The problem: Substitute "Marmaris" for every occurrence of "Fethiye" in the listing below, and reproduce the listing otherwise unchanged, omitting the pictures.

Information shown:
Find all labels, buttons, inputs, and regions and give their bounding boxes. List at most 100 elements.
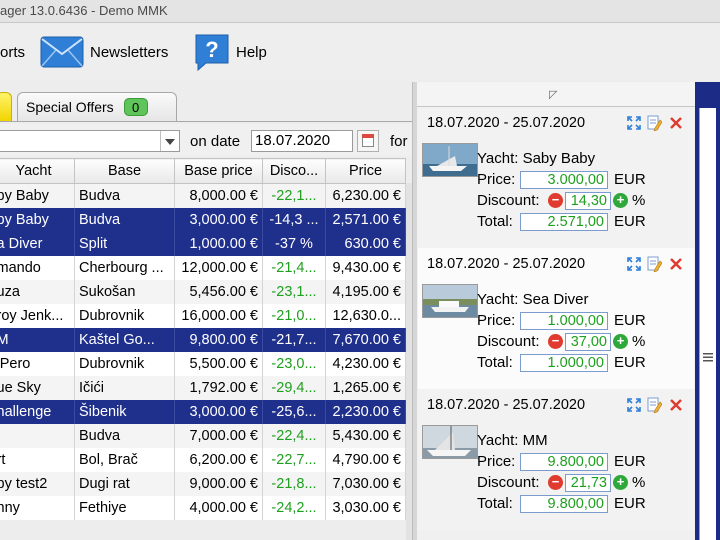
increase-discount-button[interactable]: + <box>613 334 628 349</box>
cell-base: Kaštel Go... <box>74 328 175 352</box>
table-row[interactable]: a Diver Split 1,000.00 € -37 % 630.00 € <box>0 232 406 256</box>
offer-card: 18.07.2020 - 25.07.2020 Yacht: Saby Baby P… <box>418 107 694 248</box>
detail-scrollbar[interactable] <box>699 108 716 540</box>
discount-label: Discount: <box>477 474 540 491</box>
filter-bar: on date 18.07.2020 for <box>0 124 412 156</box>
decrease-discount-button[interactable]: − <box>548 334 563 349</box>
table-row[interactable]: iPeroDubrovnik5,500.00 €-23,0...4,230.00… <box>0 352 406 376</box>
decrease-discount-button[interactable]: − <box>548 475 563 490</box>
increase-discount-button[interactable]: + <box>613 193 628 208</box>
column-header-discount[interactable]: Disco... <box>262 158 326 184</box>
yacht-image-icon <box>423 426 477 458</box>
price-field[interactable]: 3.000,00 <box>520 171 608 189</box>
cell-price: 7,670.00 € <box>325 328 406 352</box>
calendar-button[interactable] <box>357 130 379 152</box>
tab-special-offers-count: 0 <box>123 98 148 116</box>
cell-base: Fethiye <box>74 496 175 520</box>
cell-base-price: 5,456.00 € <box>174 280 263 304</box>
cell-price: 630.00 € <box>325 232 406 256</box>
discount-field[interactable]: 14,30 <box>565 192 611 210</box>
tab-previous[interactable] <box>0 92 12 121</box>
table-row[interactable]: rtBol, Brač6,200.00 €-22,7...4,790.00 € <box>0 448 406 472</box>
cell-base-price: 6,200.00 € <box>174 448 263 472</box>
cell-base-price: 9,000.00 € <box>174 472 263 496</box>
table-row[interactable]: ue Sky Ičići 1,792.00 € -29,4... 1,265.00 € <box>0 376 406 400</box>
date-input[interactable]: 18.07.2020 <box>251 130 353 152</box>
price-label: Price: <box>477 171 516 188</box>
cell-price: 7,030.00 € <box>325 472 406 496</box>
resize-corner-icon: ◸ <box>549 89 558 101</box>
table-row[interactable]: uza Sukošan 5,456.00 € -23,1... 4,195.00 € <box>0 280 406 304</box>
price-currency: EUR <box>614 312 646 329</box>
discount-field[interactable]: 21,73 <box>565 474 611 492</box>
offer-yacht-name: Yacht: MM <box>477 432 548 449</box>
table-row[interactable]: roy Jenk... Dubrovnik 16,000.00 € -21,0... 1… <box>0 304 406 328</box>
total-label: Total: <box>477 495 513 512</box>
edit-icon[interactable] <box>646 397 663 414</box>
calendar-icon <box>362 134 374 147</box>
tab-special-offers[interactable]: Special Offers 0 <box>17 92 177 121</box>
expand-icon[interactable] <box>626 256 642 272</box>
expand-icon[interactable] <box>626 115 642 131</box>
table-header-row: Yacht Base Base price Disco... Price <box>0 158 406 184</box>
total-field[interactable]: 2.571,00 <box>520 213 608 231</box>
table-row[interactable]: by test2 Dugi rat 9,000.00 € -21,8... 7,030.… <box>0 472 406 496</box>
newsletters-label: Newsletters <box>90 43 169 61</box>
price-field[interactable]: 9.800,00 <box>520 453 608 471</box>
column-header-price[interactable]: Price <box>325 158 406 184</box>
svg-text:?: ? <box>205 37 218 62</box>
chevron-down-icon[interactable] <box>160 131 179 151</box>
cell-discount: -22,7... <box>262 448 326 472</box>
help-button[interactable]: ? Help <box>194 23 267 81</box>
close-icon[interactable] <box>668 397 684 413</box>
decrease-discount-button[interactable]: − <box>548 193 563 208</box>
edit-icon[interactable] <box>646 115 663 132</box>
column-header-base[interactable]: Base <box>74 158 175 184</box>
table-row[interactable]: Budva 7,000.00 € -22,4... 5,430.00 € <box>0 424 406 448</box>
cell-yacht: uza <box>0 280 75 304</box>
table-row[interactable]: mando Cherbourg ... 12,000.00 € -21,4... 9,4… <box>0 256 406 280</box>
table-row[interactable]: by Baby Budva 3,000.00 € -14,3 ... 2,571.00 … <box>0 208 406 232</box>
yacht-image-icon <box>423 285 477 317</box>
cell-price: 4,790.00 € <box>325 448 406 472</box>
column-header-yacht[interactable]: Yacht <box>0 158 75 184</box>
table-row[interactable]: M Kaštel Go... 9,800.00 € -21,7... 7,670.00 … <box>0 328 406 352</box>
offer-card: 18.07.2020 - 25.07.2020 Yacht: Sea Diver P… <box>418 248 694 389</box>
total-currency: EUR <box>614 354 646 371</box>
cell-price: 9,430.00 € <box>325 256 406 280</box>
expand-icon[interactable] <box>626 397 642 413</box>
cell-price: 4,195.00 € <box>325 280 406 304</box>
cell-yacht: by Baby <box>0 208 75 232</box>
column-header-base-price[interactable]: Base price <box>174 158 263 184</box>
cell-base: Sukošan <box>74 280 175 304</box>
total-field[interactable]: 1.000,00 <box>520 354 608 372</box>
cell-base-price: 1,000.00 € <box>174 232 263 256</box>
cell-discount: -21,4... <box>262 256 326 280</box>
newsletters-button[interactable]: Newsletters <box>40 23 168 81</box>
table-row[interactable]: by Baby Budva 8,000.00 € -22,1... 6,230.00 € <box>0 183 406 208</box>
offer-card: 18.07.2020 - 25.07.2020 Yacht: MM Price: 9.… <box>418 389 694 530</box>
close-icon[interactable] <box>668 256 684 272</box>
increase-discount-button[interactable]: + <box>613 475 628 490</box>
price-field[interactable]: 1.000,00 <box>520 312 608 330</box>
cell-base-price: 16,000.00 € <box>174 304 263 328</box>
filter-combo[interactable] <box>0 130 180 152</box>
reports-button[interactable]: orts <box>0 23 25 81</box>
total-field[interactable]: 9.800,00 <box>520 495 608 513</box>
table-row[interactable]: nny Fethiye 4,000.00 € -24,2... 3,030.00 € <box>0 496 406 520</box>
cell-base: Dubrovnik <box>74 352 175 376</box>
offer-dates: 18.07.2020 - 25.07.2020 <box>427 256 586 272</box>
cell-price: 6,230.00 € <box>325 183 406 208</box>
table-row[interactable]: hallenge Šibenik 3,000.00 € -25,6... 2,230.0… <box>0 400 406 424</box>
tab-divider <box>0 121 412 122</box>
close-icon[interactable] <box>668 115 684 131</box>
price-label: Price: <box>477 453 516 470</box>
cell-yacht: iPero <box>0 352 75 376</box>
cell-yacht: by test2 <box>0 472 75 496</box>
cell-base: Dubrovnik <box>74 304 175 328</box>
cell-yacht: M <box>0 328 75 352</box>
cell-discount: -22,1... <box>262 183 326 208</box>
cell-price: 2,571.00 € <box>325 208 406 232</box>
discount-field[interactable]: 37,00 <box>565 333 611 351</box>
edit-icon[interactable] <box>646 256 663 273</box>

Complete answer:
Find all labels, buttons, inputs, and regions and give their bounding boxes. List at most 100 elements.
increase-discount-button[interactable]: + <box>613 334 628 349</box>
cell-base: Kaštel Go... <box>74 328 175 352</box>
table-row[interactable]: a Diver Split 1,000.00 € -37 % 630.00 € <box>0 232 406 256</box>
offer-card: 18.07.2020 - 25.07.2020 Yacht: Saby Baby P… <box>418 107 694 248</box>
detail-scrollbar[interactable] <box>699 108 716 540</box>
discount-label: Discount: <box>477 474 540 491</box>
filter-bar: on date 18.07.2020 for <box>0 124 412 156</box>
decrease-discount-button[interactable]: − <box>548 334 563 349</box>
table-row[interactable]: iPeroDubrovnik5,500.00 €-23,0...4,230.00… <box>0 352 406 376</box>
decrease-discount-button[interactable]: − <box>548 475 563 490</box>
increase-discount-button[interactable]: + <box>613 193 628 208</box>
column-header-discount[interactable]: Disco... <box>262 158 326 184</box>
yacht-image-icon <box>423 426 477 458</box>
price-field[interactable]: 3.000,00 <box>520 171 608 189</box>
cell-price: 7,670.00 € <box>325 328 406 352</box>
calendar-button[interactable] <box>357 130 379 152</box>
tab-special-offers-count: 0 <box>123 98 148 116</box>
cell-base: Marmaris <box>74 496 175 520</box>
cell-base-price: 5,456.00 € <box>174 280 263 304</box>
cell-price: 630.00 € <box>325 232 406 256</box>
discount-field[interactable]: 14,30 <box>565 192 611 210</box>
tab-previous[interactable] <box>0 92 12 121</box>
table-row[interactable]: rtBol, Brač6,200.00 €-22,7...4,790.00 € <box>0 448 406 472</box>
cell-base-price: 6,200.00 € <box>174 448 263 472</box>
cell-base-price: 9,000.00 € <box>174 472 263 496</box>
table-row[interactable]: ue Sky Ičići 1,792.00 € -29,4... 1,265.00 € <box>0 376 406 400</box>
date-input[interactable]: 18.07.2020 <box>251 130 353 152</box>
price-label: Price: <box>477 171 516 188</box>
cell-price: 7,030.00 € <box>325 472 406 496</box>
resize-corner-icon: ◸ <box>549 89 558 101</box>
table-row[interactable]: uza Sukošan 5,456.00 € -23,1... 4,195.00 € <box>0 280 406 304</box>
price-currency: EUR <box>614 312 646 329</box>
discount-field[interactable]: 21,73 <box>565 474 611 492</box>
offer-yacht-name: Yacht: MM <box>477 432 548 449</box>
table-row[interactable]: roy Jenk... Dubrovnik 16,000.00 € -21,0... 1… <box>0 304 406 328</box>
total-label: Total: <box>477 495 513 512</box>
edit-icon[interactable] <box>646 397 663 414</box>
calendar-icon <box>362 134 374 147</box>
tab-special-offers[interactable]: Special Offers 0 <box>17 92 177 121</box>
expand-icon[interactable] <box>626 256 642 272</box>
expand-icon[interactable] <box>626 115 642 131</box>
table-header-row: Yacht Base Base price Disco... Price <box>0 158 406 184</box>
total-field[interactable]: 2.571,00 <box>520 213 608 231</box>
table-row[interactable]: by test2 Dugi rat 9,000.00 € -21,8... 7,030.… <box>0 472 406 496</box>
newsletters-label: Newsletters <box>90 43 169 61</box>
price-field[interactable]: 9.800,00 <box>520 453 608 471</box>
column-header-price[interactable]: Price <box>325 158 406 184</box>
svg-text:?: ? <box>205 37 218 62</box>
chevron-down-icon[interactable] <box>160 131 179 151</box>
cell-discount: -22,7... <box>262 448 326 472</box>
help-button[interactable]: ? Help <box>194 23 267 81</box>
close-icon[interactable] <box>668 397 684 413</box>
decrease-discount-button[interactable]: − <box>548 193 563 208</box>
edit-icon[interactable] <box>646 115 663 132</box>
column-header-base[interactable]: Base <box>74 158 175 184</box>
table-row[interactable]: Budva 7,000.00 € -22,4... 5,430.00 € <box>0 424 406 448</box>
cell-yacht: uza <box>0 280 75 304</box>
table-row[interactable]: mando Cherbourg ... 12,000.00 € -21,4... 9,4… <box>0 256 406 280</box>
table-row[interactable]: by Baby Budva 3,000.00 € -14,3 ... 2,571.00 … <box>0 208 406 232</box>
yacht-image-icon <box>423 285 477 317</box>
cell-price: 4,790.00 € <box>325 448 406 472</box>
column-header-yacht[interactable]: Yacht <box>0 158 75 184</box>
table-row[interactable]: M Kaštel Go... 9,800.00 € -21,7... 7,670.00 … <box>0 328 406 352</box>
offer-card: 18.07.2020 - 25.07.2020 Yacht: Sea Diver P… <box>418 248 694 389</box>
total-currency: EUR <box>614 354 646 371</box>
cell-price: 9,430.00 € <box>325 256 406 280</box>
expand-icon[interactable] <box>626 397 642 413</box>
cell-price: 4,195.00 € <box>325 280 406 304</box>
cell-yacht: by Baby <box>0 208 75 232</box>
column-header-base-price[interactable]: Base price <box>174 158 263 184</box>
cell-base: Sukošan <box>74 280 175 304</box>
total-field[interactable]: 1.000,00 <box>520 354 608 372</box>
cell-base-price: 1,000.00 € <box>174 232 263 256</box>
cell-discount: -21,4... <box>262 256 326 280</box>
newsletters-button[interactable]: Newsletters <box>40 23 168 81</box>
table-row[interactable]: by Baby Budva 8,000.00 € -22,1... 6,230.00 € <box>0 183 406 208</box>
offer-card: 18.07.2020 - 25.07.2020 Yacht: MM Price: 9.… <box>418 389 694 530</box>
close-icon[interactable] <box>668 256 684 272</box>
increase-discount-button[interactable]: + <box>613 475 628 490</box>
price-field[interactable]: 1.000,00 <box>520 312 608 330</box>
cell-base-price: 16,000.00 € <box>174 304 263 328</box>
filter-combo[interactable] <box>0 130 180 152</box>
reports-button[interactable]: orts <box>0 23 25 81</box>
total-field[interactable]: 9.800,00 <box>520 495 608 513</box>
table-row[interactable]: nny Marmaris 4,000.00 € -24,2... 3,030.00 € <box>0 496 406 520</box>
cell-base: Dubrovnik <box>74 352 175 376</box>
offer-dates: 18.07.2020 - 25.07.2020 <box>427 256 586 272</box>
cell-price: 6,230.00 € <box>325 183 406 208</box>
table-row[interactable]: hallenge Šibenik 3,000.00 € -25,6... 2,230.0… <box>0 400 406 424</box>
tab-divider <box>0 121 412 122</box>
close-icon[interactable] <box>668 115 684 131</box>
price-label: Price: <box>477 453 516 470</box>
cell-yacht: iPero <box>0 352 75 376</box>
cell-yacht: by test2 <box>0 472 75 496</box>
cell-base: Dubrovnik <box>74 304 175 328</box>
cell-yacht: M <box>0 328 75 352</box>
cell-discount: -22,1... <box>262 183 326 208</box>
cell-price: 2,571.00 € <box>325 208 406 232</box>
discount-field[interactable]: 37,00 <box>565 333 611 351</box>
edit-icon[interactable] <box>646 256 663 273</box>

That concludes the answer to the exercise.